— start INPUT DATA —
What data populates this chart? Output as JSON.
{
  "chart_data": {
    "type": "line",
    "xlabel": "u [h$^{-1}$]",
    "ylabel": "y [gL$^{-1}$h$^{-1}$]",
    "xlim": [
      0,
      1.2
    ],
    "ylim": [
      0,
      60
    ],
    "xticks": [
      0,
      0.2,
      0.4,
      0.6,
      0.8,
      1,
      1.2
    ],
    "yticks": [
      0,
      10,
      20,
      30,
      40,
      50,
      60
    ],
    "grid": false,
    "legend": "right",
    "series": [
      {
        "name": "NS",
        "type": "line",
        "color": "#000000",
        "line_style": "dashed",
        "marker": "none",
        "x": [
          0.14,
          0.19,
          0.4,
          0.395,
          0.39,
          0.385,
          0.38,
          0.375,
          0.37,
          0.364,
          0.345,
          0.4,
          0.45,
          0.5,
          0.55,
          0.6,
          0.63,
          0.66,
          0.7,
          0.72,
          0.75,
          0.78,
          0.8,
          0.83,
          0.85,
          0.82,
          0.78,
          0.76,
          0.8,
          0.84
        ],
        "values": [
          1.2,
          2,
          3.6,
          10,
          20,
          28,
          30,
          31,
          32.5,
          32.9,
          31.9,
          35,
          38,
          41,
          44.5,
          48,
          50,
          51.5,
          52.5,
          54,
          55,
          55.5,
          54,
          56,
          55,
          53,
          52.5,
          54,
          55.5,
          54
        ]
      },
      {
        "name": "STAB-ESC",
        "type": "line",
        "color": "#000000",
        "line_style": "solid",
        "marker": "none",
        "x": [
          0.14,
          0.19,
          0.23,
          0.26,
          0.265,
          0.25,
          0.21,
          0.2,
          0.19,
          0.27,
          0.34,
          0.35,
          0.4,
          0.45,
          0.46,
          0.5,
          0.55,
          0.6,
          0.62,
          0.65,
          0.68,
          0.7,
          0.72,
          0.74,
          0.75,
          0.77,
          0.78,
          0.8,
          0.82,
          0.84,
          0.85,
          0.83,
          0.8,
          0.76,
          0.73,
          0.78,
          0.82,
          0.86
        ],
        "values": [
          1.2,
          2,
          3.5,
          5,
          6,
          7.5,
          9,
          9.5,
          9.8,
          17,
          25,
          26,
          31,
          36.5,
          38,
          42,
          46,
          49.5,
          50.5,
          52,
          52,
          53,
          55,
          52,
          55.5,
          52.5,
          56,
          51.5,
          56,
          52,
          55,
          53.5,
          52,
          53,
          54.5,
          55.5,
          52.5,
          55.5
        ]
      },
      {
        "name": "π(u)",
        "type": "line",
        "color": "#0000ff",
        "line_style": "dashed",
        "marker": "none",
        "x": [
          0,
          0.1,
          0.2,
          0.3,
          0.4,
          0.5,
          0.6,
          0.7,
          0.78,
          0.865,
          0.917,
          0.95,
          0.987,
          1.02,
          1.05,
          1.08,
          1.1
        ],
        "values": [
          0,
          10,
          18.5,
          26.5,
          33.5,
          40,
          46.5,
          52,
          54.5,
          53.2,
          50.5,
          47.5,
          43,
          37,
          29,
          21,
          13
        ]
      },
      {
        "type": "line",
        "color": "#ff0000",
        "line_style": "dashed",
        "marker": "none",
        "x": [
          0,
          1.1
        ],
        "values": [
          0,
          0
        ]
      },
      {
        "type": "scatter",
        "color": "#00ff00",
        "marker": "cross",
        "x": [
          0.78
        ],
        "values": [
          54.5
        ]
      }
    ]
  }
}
— end INPUT DATA —
- [GIVEN EXERCISE]:
Extract each line from the entries above that contains the string "color".

- [CORRECT RESPONSE]:
        "color": "#000000",
        "color": "#000000",
        "color": "#0000ff",
        "color": "#ff0000",
        "color": "#00ff00",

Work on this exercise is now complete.